_Short problem:_
Restate the records below word for word, and omit the images they hold.

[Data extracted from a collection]
::::::::::
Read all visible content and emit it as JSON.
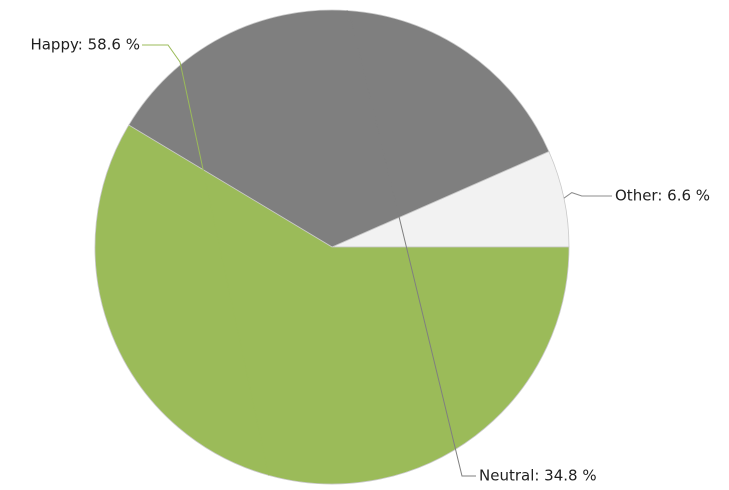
{
  "chart_data": {
    "type": "pie",
    "title": "",
    "slices": [
      {
        "name": "Other",
        "value": 6.6,
        "label": "Other: 6.6 %",
        "color": "#f2f2f2",
        "line_color": "#8c8c8c"
      },
      {
        "name": "Neutral",
        "value": 34.8,
        "label": "Neutral: 34.8 %",
        "color": "#7f7f7f",
        "line_color": "#7f7f7f"
      },
      {
        "name": "Happy",
        "value": 58.6,
        "label": "Happy: 58.6 %",
        "color": "#9bbb59",
        "line_color": "#9bbb59"
      }
    ],
    "legend": "none",
    "start_direction": "right",
    "rotation": "counter-clockwise"
  }
}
::::::::::
_Response to the exercise:_
Read all visible content and emit it as JSON.
{
  "chart_data": {
    "type": "pie",
    "title": "",
    "slices": [
      {
        "name": "Other",
        "value": 6.6,
        "label": "Other: 6.6 %",
        "color": "#f2f2f2",
        "line_color": "#8c8c8c"
      },
      {
        "name": "Neutral",
        "value": 34.8,
        "label": "Neutral: 34.8 %",
        "color": "#7f7f7f",
        "line_color": "#7f7f7f"
      },
      {
        "name": "Happy",
        "value": 58.6,
        "label": "Happy: 58.6 %",
        "color": "#9bbb59",
        "line_color": "#9bbb59"
      }
    ],
    "legend": "none",
    "start_direction": "right",
    "rotation": "counter-clockwise"
  }
}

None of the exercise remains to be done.